WHAT TO PRODUCE: Read the entries below and pull out each line with the string "heading".

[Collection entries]
————————
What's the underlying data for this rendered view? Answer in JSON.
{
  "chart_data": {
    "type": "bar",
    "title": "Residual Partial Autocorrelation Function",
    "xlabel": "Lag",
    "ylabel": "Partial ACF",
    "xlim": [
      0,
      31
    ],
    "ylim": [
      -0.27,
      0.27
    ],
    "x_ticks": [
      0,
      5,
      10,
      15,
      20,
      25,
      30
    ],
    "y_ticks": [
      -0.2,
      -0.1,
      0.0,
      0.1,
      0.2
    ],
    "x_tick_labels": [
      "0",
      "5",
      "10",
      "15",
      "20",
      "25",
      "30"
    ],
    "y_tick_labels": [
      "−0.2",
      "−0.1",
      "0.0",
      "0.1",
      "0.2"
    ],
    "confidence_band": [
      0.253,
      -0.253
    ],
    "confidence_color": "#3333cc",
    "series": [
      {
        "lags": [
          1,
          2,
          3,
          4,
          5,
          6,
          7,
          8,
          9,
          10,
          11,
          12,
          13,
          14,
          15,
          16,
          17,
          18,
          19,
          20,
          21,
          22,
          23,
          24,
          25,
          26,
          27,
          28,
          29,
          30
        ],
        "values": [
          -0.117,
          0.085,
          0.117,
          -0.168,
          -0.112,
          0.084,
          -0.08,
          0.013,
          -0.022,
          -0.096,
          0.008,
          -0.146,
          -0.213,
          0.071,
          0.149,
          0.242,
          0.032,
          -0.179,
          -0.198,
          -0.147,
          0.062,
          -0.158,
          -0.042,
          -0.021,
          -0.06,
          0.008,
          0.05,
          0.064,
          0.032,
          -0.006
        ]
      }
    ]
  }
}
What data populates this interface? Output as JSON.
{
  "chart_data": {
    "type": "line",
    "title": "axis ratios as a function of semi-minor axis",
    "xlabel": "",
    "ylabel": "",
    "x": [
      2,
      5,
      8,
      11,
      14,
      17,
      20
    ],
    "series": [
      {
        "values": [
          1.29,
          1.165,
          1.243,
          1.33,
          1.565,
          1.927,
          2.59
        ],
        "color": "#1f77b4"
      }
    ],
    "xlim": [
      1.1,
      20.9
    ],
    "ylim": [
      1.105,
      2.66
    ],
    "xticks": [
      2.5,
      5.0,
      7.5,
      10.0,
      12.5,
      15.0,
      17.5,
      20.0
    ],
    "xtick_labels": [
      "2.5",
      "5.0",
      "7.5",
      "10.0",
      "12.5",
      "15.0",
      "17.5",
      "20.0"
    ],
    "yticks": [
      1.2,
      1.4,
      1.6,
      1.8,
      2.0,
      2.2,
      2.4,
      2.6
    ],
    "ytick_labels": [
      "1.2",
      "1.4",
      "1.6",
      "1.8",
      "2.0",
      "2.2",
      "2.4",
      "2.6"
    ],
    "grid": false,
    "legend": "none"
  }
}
————————
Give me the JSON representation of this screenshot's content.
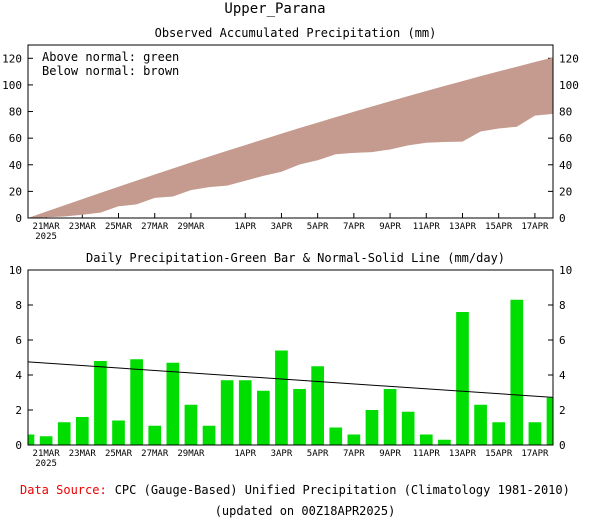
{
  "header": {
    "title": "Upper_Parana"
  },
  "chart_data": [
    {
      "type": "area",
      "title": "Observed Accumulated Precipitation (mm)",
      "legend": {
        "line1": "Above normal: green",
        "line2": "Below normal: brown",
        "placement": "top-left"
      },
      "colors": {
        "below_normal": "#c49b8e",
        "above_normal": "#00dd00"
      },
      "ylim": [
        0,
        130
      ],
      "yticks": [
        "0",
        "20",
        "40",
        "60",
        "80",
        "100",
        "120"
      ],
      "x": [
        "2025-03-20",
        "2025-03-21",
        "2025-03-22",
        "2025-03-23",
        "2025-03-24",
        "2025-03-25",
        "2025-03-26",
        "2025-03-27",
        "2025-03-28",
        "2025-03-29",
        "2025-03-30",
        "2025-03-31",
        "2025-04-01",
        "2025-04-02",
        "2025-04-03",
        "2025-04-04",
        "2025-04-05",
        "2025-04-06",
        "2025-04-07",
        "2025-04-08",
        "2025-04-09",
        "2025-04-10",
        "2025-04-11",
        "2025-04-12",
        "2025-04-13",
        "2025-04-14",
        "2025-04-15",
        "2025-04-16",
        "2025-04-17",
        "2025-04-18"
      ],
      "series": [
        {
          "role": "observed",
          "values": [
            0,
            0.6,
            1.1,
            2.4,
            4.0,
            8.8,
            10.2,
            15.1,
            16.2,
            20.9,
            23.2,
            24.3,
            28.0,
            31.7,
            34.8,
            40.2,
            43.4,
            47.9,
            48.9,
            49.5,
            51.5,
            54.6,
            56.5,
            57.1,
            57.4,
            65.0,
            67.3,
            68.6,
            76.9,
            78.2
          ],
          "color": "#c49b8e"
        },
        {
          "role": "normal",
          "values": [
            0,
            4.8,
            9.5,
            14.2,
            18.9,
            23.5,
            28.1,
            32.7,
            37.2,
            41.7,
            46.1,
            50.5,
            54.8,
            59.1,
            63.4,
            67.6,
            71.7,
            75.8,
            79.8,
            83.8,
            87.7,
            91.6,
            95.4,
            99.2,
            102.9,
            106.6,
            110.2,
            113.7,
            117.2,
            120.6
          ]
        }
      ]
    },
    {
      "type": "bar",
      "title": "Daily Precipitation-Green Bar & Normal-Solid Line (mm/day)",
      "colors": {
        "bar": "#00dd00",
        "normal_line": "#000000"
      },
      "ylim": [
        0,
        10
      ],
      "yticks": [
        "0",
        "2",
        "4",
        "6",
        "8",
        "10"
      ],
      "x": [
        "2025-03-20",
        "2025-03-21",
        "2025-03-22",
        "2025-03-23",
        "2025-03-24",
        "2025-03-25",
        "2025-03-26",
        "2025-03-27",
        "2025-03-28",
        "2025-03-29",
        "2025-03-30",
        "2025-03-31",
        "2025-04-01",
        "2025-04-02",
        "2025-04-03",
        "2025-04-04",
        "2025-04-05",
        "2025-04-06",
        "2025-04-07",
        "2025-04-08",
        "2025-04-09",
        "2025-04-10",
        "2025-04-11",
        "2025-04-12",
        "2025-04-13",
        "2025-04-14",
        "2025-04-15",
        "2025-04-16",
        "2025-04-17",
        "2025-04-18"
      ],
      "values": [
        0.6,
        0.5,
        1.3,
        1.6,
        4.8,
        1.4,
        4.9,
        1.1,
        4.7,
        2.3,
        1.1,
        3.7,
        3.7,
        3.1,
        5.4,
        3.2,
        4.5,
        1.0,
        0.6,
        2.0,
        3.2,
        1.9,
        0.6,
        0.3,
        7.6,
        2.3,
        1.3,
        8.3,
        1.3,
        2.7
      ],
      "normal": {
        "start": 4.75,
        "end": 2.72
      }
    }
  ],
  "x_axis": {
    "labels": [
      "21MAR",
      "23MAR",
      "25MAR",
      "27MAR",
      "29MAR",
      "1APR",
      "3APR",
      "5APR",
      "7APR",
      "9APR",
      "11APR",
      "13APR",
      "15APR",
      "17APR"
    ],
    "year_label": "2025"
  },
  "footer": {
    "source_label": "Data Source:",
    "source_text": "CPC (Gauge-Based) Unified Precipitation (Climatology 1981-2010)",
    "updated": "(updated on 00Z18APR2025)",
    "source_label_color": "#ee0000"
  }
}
————————
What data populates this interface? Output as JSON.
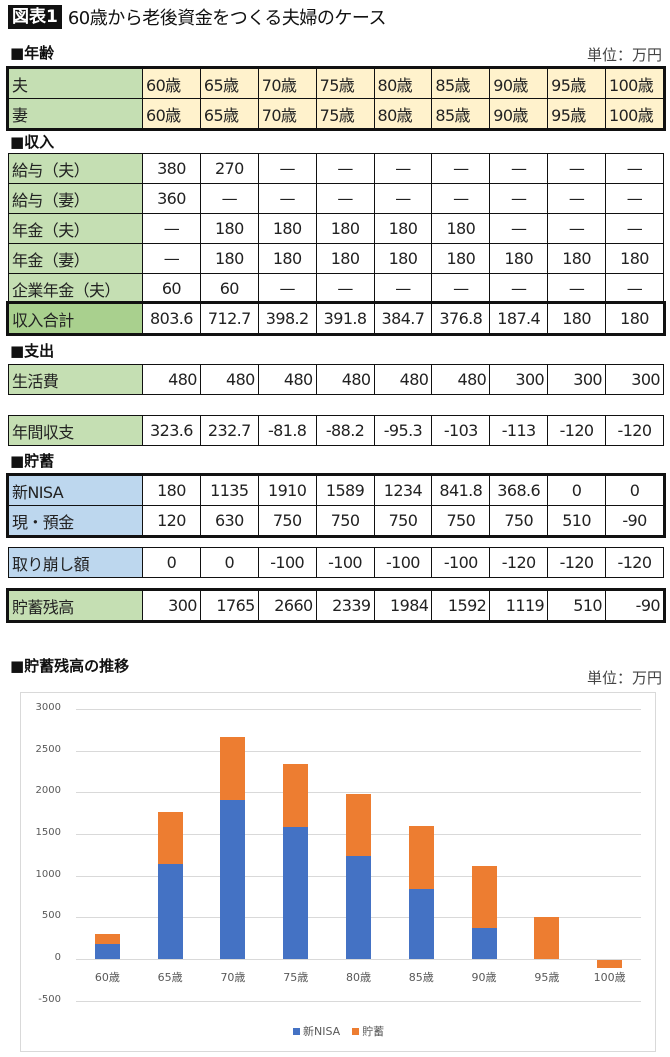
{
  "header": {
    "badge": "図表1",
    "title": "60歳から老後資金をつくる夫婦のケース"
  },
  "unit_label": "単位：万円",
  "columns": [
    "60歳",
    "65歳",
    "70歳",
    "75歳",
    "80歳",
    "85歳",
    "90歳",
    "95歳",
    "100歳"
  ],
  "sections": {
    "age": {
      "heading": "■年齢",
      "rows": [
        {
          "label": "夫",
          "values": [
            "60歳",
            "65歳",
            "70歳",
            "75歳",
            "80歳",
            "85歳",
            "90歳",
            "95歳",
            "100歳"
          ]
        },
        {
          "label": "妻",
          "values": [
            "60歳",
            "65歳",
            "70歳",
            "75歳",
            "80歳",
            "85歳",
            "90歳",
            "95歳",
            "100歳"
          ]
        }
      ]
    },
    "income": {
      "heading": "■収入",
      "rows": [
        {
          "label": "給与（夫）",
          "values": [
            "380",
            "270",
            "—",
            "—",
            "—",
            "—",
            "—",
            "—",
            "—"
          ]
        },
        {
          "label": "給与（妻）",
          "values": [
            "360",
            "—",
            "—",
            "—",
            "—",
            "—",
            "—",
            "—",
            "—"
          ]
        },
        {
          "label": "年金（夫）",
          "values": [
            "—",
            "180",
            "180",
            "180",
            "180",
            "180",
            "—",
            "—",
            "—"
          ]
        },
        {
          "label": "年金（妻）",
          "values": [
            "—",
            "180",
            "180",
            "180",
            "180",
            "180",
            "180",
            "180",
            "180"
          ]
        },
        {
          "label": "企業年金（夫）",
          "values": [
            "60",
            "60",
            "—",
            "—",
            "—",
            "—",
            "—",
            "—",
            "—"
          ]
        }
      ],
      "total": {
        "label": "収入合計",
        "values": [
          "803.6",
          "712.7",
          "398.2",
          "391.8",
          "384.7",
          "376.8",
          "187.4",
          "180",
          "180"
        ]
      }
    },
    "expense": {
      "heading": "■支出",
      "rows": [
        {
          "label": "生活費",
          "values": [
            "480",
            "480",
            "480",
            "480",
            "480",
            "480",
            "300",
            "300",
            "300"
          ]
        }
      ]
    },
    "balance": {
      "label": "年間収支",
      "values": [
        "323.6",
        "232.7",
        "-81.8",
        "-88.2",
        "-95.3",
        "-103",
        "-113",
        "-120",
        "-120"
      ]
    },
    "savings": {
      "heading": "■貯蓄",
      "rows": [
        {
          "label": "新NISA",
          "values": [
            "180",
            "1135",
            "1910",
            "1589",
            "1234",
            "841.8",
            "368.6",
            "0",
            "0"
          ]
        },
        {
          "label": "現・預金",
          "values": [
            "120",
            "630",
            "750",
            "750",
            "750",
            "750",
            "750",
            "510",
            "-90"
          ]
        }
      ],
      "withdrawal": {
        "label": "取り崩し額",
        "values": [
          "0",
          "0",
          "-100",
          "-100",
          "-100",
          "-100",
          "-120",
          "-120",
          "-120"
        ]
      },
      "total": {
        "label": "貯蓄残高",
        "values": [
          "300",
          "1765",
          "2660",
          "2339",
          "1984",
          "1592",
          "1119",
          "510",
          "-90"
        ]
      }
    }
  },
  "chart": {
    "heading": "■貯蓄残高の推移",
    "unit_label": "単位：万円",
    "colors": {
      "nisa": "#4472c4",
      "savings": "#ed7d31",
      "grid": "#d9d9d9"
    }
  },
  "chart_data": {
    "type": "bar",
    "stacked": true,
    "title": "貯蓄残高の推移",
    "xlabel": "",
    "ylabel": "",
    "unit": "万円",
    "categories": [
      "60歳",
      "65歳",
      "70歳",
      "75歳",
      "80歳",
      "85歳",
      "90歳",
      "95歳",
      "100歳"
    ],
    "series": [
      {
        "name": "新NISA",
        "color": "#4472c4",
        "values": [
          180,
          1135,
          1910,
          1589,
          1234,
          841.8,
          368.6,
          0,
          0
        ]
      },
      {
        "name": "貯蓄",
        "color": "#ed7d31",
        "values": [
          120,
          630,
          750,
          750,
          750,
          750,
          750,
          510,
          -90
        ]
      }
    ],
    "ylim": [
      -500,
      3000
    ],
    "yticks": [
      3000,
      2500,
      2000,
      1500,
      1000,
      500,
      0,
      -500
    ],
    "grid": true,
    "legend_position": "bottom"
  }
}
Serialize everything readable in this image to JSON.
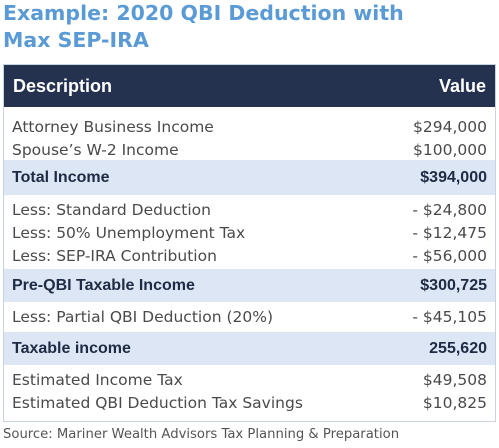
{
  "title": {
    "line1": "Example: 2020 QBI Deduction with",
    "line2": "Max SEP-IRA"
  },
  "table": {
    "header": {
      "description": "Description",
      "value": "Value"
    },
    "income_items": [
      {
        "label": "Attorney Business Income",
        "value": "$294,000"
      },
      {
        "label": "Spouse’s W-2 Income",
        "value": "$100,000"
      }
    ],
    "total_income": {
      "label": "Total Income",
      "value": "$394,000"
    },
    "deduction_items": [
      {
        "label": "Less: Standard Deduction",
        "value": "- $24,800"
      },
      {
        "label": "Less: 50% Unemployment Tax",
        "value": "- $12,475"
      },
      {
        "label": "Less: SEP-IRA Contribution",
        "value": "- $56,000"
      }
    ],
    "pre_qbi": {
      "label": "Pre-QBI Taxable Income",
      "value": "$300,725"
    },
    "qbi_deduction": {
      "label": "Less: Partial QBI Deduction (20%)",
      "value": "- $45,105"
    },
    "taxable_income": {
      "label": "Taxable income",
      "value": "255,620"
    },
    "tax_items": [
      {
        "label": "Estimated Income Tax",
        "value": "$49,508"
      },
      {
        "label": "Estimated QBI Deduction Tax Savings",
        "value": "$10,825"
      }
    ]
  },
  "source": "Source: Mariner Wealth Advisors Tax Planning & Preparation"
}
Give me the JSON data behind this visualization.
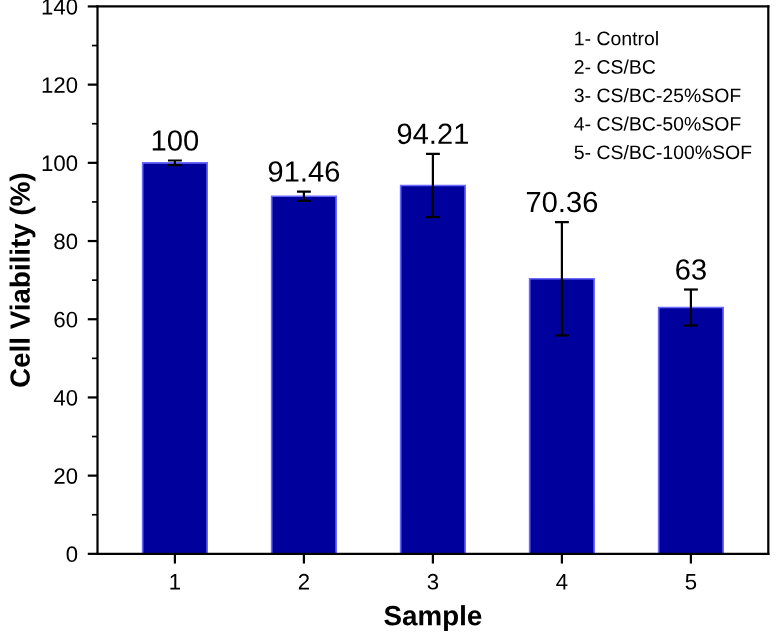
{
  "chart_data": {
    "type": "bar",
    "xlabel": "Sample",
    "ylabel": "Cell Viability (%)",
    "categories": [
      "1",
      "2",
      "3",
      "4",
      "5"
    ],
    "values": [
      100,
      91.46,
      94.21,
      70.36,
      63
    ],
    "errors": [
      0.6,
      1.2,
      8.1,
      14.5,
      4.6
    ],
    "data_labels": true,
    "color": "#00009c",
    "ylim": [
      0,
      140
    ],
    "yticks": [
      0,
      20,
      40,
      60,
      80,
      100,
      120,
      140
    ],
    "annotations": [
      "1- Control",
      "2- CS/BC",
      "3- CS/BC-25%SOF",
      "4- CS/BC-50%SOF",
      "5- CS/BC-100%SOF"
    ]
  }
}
————————
OUTPUT OF THE TASK:
      "heading": "■年齢",
      "heading": "■収入",
      "heading": "■支出",
      "heading": "■貯蓄",
    "heading": "■貯蓄残高の推移",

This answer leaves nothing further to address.